> _The task_:
Answer from the coated-article text below.
(a) Which elements do the nanolayers in the coating scheme contain?
(b) Where are the cutting edges of a coated cutting insert located?
(c) Which two techniques are named for applying the coating scheme to the substrate?

** Start Supplied text **

The invention pertains to a coated article, as well as a method for applying the coating scheme. More specifically, the invention pertains to a coated article wherein the coating scheme includes nanolayers containing aluminum, chromium, titanium and nitrogen, as well as a method for applying the coating scheme. Exemplary coated articles include without limitation cutting inserts and wear components.
Referring to a coated cutting insert as one example of a coated article, a coated cutting insert typically comprises a substrate with a coating scheme thereon. The cutting insert exhibits a geometry such that it typically has rake surfaces and flank surfaces wherein there are cutting edges at the intersection (or juncture) of the rake surfaces and the flank surfaces. For coated cutting inserts in general, any one of a number of different techniques can apply the coating scheme to the substrate. These techniques can include chemical vapor deposition (CVD) and physical vapor deposition (PVD).

** End Supplied text **
** Start Excerpted data **

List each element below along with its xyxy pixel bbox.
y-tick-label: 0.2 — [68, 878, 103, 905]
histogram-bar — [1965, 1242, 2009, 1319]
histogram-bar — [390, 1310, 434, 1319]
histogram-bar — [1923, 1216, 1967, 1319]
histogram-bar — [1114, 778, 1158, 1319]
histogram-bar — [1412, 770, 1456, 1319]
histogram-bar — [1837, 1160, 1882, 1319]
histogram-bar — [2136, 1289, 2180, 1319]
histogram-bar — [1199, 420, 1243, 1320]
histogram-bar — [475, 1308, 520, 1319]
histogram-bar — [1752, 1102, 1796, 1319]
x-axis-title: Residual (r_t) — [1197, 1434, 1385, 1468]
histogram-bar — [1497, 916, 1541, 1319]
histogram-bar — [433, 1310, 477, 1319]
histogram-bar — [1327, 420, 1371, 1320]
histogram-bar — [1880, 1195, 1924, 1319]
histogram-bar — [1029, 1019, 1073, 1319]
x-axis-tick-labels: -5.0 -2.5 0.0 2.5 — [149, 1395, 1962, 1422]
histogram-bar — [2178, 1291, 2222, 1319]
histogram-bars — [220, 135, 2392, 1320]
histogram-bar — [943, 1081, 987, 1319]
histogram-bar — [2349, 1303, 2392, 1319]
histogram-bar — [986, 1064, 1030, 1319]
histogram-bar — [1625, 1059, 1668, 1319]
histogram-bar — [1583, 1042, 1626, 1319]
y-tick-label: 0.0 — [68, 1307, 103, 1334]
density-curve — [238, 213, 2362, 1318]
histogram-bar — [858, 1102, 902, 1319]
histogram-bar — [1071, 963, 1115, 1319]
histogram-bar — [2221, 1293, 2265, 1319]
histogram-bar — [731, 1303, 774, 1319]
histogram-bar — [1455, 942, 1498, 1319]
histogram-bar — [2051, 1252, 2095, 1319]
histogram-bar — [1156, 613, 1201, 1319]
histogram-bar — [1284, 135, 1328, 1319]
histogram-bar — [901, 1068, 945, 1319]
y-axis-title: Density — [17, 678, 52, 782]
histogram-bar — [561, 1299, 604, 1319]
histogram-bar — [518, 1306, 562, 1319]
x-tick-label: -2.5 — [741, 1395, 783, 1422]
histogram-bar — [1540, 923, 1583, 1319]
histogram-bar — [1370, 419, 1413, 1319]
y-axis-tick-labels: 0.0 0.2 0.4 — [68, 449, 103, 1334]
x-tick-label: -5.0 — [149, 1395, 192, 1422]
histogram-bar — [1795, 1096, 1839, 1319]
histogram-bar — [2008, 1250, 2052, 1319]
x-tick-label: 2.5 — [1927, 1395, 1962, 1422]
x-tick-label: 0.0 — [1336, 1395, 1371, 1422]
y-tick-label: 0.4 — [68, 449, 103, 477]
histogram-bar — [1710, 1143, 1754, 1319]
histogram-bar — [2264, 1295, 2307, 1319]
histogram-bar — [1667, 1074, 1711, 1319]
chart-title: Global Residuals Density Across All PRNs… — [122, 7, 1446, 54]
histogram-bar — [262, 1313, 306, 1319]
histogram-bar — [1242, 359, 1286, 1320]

** End Excerpted data **

> _Written response_:
(a) Aluminum, chromium, titanium and nitrogen.
(b) At the intersection (or juncture) of the rake surfaces and the flank surfaces.
(c) Chemical vapor deposition (CVD) and physical vapor deposition (PVD).